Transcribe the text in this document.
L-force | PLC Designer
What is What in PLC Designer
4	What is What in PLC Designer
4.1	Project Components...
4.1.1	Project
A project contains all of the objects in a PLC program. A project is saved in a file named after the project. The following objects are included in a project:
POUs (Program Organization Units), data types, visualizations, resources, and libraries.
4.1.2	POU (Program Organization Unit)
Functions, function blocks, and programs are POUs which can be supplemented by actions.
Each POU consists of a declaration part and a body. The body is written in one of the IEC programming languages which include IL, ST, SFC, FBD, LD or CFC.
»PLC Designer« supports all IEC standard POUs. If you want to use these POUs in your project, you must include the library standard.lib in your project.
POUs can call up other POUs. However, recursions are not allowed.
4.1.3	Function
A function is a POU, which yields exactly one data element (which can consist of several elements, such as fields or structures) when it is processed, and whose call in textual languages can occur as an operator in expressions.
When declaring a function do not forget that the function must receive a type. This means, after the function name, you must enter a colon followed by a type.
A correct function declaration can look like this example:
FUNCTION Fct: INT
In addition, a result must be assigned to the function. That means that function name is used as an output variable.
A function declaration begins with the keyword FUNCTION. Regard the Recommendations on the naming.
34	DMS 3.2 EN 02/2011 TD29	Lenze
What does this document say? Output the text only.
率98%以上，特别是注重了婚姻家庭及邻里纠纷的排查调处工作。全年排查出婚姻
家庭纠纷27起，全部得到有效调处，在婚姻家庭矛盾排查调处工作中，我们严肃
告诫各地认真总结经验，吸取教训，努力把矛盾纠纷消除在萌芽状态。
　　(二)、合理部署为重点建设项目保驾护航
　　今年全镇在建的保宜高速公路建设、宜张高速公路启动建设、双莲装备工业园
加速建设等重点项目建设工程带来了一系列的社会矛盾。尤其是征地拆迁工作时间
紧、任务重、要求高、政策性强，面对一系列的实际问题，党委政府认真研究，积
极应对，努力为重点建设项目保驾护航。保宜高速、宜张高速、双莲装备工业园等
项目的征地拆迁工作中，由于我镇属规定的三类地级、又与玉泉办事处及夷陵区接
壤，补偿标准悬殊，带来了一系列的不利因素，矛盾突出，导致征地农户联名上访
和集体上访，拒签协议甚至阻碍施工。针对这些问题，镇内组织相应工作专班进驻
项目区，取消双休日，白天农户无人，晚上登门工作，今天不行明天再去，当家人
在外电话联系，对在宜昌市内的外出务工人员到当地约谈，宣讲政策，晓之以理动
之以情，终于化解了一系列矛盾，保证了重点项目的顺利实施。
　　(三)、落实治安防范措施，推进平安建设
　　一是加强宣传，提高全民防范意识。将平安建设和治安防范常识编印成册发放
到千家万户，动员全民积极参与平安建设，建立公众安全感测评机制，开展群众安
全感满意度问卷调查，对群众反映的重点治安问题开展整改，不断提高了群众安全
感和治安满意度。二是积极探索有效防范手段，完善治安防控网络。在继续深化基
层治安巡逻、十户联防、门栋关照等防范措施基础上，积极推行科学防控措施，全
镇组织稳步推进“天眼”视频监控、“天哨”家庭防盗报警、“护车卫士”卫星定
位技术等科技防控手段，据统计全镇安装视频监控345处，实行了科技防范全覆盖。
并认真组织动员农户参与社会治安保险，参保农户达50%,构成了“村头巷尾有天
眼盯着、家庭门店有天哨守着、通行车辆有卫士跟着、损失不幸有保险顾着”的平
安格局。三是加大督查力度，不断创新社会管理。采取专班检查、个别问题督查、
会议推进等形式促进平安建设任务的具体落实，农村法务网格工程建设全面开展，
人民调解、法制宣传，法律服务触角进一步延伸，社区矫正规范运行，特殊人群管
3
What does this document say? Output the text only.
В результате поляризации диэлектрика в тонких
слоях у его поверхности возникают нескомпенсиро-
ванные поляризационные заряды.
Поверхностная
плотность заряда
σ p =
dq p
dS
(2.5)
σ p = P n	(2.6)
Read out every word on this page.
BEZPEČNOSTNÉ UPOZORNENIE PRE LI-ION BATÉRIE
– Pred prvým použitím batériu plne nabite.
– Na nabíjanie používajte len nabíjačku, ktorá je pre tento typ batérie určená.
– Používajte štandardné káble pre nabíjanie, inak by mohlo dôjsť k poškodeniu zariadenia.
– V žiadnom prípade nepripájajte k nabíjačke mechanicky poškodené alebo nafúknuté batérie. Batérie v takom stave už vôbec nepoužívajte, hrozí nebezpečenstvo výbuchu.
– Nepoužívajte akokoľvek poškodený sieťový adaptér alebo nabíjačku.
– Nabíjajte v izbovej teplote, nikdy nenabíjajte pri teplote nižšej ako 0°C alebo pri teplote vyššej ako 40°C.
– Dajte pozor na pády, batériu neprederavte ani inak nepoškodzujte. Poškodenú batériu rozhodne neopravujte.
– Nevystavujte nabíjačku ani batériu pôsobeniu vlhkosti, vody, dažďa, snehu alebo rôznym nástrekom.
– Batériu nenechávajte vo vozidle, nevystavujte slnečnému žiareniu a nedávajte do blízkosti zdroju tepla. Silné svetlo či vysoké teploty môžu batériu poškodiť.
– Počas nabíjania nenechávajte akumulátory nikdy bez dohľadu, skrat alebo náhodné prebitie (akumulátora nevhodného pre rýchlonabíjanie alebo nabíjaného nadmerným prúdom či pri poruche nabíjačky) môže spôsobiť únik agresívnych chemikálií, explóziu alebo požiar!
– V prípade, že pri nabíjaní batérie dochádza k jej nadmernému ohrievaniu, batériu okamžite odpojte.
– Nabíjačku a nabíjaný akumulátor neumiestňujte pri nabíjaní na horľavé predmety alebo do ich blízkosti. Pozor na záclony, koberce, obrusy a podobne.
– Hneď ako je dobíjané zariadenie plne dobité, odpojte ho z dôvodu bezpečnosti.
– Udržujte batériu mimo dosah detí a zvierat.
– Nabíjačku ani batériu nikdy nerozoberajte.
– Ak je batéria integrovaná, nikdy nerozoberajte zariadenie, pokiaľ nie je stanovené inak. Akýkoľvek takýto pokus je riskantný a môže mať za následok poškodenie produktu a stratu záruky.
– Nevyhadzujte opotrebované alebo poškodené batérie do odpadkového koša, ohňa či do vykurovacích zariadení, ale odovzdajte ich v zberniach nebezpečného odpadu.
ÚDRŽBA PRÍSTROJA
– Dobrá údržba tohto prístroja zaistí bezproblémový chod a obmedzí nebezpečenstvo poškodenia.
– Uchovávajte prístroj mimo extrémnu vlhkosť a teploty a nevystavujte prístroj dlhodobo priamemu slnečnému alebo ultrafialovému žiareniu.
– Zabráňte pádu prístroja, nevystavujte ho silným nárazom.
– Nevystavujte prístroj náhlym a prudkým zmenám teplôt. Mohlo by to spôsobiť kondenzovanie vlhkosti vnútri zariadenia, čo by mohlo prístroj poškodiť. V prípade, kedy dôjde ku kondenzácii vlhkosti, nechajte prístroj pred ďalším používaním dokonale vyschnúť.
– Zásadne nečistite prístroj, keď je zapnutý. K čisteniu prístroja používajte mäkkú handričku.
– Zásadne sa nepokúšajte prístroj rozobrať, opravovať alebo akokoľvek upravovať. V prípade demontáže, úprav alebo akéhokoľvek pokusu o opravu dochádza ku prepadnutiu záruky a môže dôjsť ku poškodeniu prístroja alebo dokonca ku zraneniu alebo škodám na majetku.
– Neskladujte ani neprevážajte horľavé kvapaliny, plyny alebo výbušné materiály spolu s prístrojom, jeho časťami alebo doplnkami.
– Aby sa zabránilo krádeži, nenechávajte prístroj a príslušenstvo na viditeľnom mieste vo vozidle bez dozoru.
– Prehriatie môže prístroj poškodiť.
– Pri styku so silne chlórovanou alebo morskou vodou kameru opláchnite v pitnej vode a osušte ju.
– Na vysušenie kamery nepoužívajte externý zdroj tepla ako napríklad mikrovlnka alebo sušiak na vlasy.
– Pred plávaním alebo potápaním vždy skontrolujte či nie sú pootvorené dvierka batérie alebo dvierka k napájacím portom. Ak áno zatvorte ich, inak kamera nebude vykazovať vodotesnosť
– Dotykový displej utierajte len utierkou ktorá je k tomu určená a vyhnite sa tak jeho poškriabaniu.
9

--------------------

Identify each line in the records above containing the word "means"; copy those lines.

**FINISHED ANSWER:**
When declaring a function do not forget that the function must receive a type. This means, after the function name, you must enter a colon followed by a type.
In addition, a result must be assigned to the function. That means that function name is used as an output variable.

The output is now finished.